- **Text**:
-*-*-

Formatted question description: https://leetcode.ca/all/1413.html

1413. Minimum Value to Get Positive Step by Step Sum (Easy)

Given an array of integers nums, you start with an initial positive value startValue.

In each iteration, you calculate the step by step sum of startValue plus elements in nums (from left to right).

Return the minimum positive value of startValue such that the step by step sum is never less than 1.

 

Example 1:

Input: nums = [-3,2,-3,4,2]
Output: 5
Explanation: If you choose startValue = 4, in the third iteration your step by step sum is less than 1.
                step by step sum
                startValue = 4 | startValue = 5 | nums
                  (4 -3 ) = 1  | (5 -3 ) = 2    |  -3
                  (1 +2 ) = 3  | (2 +2 ) = 4    |   2
                  (3 -3 ) = 0  | (4 -3 ) = 1    |  -3
                  (0 +4 ) = 4  | (1 +4 ) = 5    |   4
                  (4 +2 ) = 6  | (5 +2 ) = 7    |   2

Example 2:

Input: nums = [1,2]
Output: 1
Explanation: Minimum start value should be positive. 

Example 3:

Input: nums = [1,-2,-3]
Output: 5

 

Constraints:

  • 1 <= nums.length <= 100
  • -100 <= nums[i] <= 100

Related Topics:
Array

Solution 1.

-*-*-

- **Entries taken from a collection**:

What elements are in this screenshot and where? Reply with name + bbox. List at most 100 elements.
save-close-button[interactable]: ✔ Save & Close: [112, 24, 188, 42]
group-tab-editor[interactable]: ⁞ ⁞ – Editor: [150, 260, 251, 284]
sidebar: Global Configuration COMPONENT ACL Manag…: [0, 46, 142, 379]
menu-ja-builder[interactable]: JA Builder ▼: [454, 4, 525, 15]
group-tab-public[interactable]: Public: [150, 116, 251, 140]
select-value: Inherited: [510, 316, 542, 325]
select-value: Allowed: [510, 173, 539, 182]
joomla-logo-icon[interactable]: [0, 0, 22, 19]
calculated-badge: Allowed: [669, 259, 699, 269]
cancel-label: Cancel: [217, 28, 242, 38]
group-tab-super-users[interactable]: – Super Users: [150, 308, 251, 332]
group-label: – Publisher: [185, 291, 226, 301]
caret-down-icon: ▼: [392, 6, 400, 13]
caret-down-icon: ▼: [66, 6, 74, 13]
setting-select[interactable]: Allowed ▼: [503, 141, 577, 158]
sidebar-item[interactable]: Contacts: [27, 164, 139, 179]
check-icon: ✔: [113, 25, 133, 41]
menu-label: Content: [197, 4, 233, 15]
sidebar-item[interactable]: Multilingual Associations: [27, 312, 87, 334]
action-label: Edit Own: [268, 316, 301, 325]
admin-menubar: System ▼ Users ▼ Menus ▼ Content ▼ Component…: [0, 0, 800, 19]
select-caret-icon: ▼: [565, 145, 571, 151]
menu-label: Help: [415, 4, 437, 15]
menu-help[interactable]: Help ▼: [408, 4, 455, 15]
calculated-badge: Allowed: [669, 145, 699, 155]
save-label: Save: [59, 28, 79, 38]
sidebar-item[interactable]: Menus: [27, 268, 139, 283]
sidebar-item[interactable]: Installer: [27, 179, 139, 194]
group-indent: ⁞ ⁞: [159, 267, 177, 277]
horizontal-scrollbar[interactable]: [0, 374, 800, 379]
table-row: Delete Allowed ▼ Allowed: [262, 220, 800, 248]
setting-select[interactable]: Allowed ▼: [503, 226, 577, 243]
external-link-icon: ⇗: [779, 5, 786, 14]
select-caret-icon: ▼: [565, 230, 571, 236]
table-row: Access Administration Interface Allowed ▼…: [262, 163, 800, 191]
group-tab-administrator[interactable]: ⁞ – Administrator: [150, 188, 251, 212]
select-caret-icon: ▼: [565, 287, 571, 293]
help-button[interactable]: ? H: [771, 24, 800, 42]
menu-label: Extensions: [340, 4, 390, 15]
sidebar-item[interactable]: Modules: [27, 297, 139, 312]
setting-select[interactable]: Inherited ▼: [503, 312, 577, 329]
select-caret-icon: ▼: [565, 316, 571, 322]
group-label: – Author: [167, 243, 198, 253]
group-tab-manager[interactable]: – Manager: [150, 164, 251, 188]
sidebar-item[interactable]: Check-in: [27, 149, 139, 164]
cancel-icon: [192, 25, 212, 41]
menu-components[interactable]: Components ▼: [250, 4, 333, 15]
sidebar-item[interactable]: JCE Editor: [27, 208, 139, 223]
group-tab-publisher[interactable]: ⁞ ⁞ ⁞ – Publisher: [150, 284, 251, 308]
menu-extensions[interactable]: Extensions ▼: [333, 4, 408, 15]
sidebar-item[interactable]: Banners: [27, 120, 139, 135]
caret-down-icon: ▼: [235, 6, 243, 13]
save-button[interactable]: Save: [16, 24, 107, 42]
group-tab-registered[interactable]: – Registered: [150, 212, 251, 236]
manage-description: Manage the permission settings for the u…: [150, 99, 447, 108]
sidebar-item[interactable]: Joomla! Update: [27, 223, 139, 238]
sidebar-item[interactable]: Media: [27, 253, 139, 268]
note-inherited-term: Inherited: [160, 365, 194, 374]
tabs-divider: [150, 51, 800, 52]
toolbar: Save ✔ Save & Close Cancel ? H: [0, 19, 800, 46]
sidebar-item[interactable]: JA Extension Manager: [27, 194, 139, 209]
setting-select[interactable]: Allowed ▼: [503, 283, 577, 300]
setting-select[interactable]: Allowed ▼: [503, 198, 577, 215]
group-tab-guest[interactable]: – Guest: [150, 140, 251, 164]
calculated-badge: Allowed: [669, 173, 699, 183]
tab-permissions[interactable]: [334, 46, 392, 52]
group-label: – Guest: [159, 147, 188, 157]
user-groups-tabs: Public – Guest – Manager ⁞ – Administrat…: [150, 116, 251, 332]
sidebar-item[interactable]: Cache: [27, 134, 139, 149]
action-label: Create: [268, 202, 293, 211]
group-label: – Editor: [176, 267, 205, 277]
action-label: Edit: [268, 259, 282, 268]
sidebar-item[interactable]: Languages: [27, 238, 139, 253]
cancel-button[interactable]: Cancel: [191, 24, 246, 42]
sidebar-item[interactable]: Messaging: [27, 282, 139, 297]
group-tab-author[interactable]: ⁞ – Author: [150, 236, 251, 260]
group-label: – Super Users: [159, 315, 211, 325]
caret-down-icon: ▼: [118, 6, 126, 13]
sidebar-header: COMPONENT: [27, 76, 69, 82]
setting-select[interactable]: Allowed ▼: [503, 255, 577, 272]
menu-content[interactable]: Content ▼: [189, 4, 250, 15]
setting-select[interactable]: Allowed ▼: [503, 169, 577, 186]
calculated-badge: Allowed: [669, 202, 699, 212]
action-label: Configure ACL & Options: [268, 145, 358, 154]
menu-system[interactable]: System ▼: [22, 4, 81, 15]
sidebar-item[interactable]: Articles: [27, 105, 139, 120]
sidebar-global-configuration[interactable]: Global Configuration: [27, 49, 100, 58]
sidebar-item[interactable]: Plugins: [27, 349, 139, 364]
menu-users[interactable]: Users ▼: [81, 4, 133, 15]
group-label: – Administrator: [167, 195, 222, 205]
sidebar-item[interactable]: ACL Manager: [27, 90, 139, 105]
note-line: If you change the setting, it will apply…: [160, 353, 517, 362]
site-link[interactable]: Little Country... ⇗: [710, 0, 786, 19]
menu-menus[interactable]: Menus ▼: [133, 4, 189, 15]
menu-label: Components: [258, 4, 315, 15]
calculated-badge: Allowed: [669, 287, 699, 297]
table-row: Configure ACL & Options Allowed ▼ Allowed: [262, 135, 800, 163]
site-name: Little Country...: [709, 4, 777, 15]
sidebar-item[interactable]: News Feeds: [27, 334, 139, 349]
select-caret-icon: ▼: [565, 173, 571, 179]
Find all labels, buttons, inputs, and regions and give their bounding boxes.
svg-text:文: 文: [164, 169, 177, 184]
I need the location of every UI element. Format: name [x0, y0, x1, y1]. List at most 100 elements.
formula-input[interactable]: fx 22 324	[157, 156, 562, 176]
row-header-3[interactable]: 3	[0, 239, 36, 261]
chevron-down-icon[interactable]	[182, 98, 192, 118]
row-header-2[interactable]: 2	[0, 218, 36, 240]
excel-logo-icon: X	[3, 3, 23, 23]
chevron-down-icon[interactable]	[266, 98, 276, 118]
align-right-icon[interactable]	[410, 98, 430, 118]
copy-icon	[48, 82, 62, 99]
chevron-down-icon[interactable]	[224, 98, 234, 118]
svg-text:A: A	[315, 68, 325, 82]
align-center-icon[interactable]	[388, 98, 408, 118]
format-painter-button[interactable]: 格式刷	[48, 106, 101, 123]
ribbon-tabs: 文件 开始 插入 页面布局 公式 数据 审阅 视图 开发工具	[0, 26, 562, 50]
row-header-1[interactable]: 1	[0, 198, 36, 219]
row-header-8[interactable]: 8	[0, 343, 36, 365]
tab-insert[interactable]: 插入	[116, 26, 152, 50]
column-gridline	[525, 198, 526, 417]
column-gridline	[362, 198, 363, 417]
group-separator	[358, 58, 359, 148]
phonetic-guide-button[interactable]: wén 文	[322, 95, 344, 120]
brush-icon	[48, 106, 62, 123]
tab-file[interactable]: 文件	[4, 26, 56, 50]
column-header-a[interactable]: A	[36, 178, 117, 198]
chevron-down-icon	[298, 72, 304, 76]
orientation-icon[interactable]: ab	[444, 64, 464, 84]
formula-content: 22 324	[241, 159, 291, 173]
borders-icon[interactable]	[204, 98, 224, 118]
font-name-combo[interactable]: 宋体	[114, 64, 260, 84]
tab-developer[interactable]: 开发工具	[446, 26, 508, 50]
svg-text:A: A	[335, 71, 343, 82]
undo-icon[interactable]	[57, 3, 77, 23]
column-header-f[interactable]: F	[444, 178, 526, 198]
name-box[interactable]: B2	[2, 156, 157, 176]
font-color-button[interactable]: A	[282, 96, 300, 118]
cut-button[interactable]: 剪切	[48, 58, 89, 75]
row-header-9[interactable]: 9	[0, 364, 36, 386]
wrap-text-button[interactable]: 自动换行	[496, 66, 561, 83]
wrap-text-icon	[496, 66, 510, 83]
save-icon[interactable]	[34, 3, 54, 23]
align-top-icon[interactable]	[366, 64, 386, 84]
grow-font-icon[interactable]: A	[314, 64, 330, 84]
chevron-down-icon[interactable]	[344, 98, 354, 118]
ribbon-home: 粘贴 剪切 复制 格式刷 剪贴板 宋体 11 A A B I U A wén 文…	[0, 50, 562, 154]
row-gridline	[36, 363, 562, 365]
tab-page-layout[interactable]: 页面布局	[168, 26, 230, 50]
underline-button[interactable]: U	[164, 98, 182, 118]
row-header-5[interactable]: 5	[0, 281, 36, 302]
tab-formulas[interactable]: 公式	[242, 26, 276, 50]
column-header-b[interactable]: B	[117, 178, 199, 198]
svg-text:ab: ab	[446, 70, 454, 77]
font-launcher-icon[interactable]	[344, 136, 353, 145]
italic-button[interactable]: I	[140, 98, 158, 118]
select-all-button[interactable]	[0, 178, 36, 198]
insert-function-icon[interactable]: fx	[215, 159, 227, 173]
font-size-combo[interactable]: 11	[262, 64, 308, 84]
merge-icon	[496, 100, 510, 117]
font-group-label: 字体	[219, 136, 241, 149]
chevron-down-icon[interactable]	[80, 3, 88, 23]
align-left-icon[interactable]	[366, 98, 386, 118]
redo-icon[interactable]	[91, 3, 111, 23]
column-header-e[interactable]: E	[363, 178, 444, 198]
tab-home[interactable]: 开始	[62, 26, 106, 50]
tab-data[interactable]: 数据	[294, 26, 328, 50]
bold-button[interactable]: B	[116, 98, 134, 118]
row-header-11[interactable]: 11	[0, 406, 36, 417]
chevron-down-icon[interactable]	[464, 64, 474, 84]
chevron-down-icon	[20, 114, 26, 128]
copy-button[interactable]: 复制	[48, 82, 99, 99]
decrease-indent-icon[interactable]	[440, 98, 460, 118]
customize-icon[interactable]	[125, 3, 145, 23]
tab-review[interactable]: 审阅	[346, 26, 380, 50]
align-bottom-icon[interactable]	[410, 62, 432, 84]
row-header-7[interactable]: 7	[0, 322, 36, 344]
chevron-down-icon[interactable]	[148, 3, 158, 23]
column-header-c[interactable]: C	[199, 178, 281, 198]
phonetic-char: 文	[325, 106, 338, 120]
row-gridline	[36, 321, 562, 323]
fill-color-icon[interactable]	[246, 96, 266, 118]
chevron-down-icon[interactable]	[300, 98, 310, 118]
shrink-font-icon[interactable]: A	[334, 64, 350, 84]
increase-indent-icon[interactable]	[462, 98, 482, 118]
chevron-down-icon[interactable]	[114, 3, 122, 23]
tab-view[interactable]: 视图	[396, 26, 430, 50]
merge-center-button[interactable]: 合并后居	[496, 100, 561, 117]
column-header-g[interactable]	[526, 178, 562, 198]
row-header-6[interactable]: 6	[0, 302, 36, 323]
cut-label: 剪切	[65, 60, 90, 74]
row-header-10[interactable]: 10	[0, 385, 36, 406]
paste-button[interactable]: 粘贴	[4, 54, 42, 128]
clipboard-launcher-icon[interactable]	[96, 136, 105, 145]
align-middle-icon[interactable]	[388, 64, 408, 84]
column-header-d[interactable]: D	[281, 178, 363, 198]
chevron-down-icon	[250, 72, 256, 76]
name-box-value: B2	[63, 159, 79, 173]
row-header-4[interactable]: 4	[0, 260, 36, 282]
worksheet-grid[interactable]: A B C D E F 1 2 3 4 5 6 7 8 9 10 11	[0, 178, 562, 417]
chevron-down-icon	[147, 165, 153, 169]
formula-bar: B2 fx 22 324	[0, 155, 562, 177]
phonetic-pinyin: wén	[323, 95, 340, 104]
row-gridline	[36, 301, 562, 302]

-*-*-

- **What you will do**:
Duplicate the full text of the step-by-step sum problem, character for character from beginning to end.

- **Task answer**:
Formatted question description: https://leetcode.ca/all/1413.html

1413. Minimum Value to Get Positive Step by Step Sum (Easy)

Given an array of integers nums, you start with an initial positive value startValue.

In each iteration, you calculate the step by step sum of startValue plus elements in nums (from left to right).

Return the minimum positive value of startValue such that the step by step sum is never less than 1.

 

Example 1:

Input: nums = [-3,2,-3,4,2]
Output: 5
Explanation: If you choose startValue = 4, in the third iteration your step by step sum is less than 1.
                step by step sum
                startValue = 4 | startValue = 5 | nums
                  (4 -3 ) = 1  | (5 -3 ) = 2    |  -3
                  (1 +2 ) = 3  | (2 +2 ) = 4    |   2
                  (3 -3 ) = 0  | (4 -3 ) = 1    |  -3
                  (0 +4 ) = 4  | (1 +4 ) = 5    |   4
                  (4 +2 ) = 6  | (5 +2 ) = 7    |   2

Example 2:

Input: nums = [1,2]
Output: 1
Explanation: Minimum start value should be positive. 

Example 3:

Input: nums = [1,-2,-3]
Output: 5

 

Constraints:

  • 1 <= nums.length <= 100
  • -100 <= nums[i] <= 100

Related Topics:
Array

Solution 1.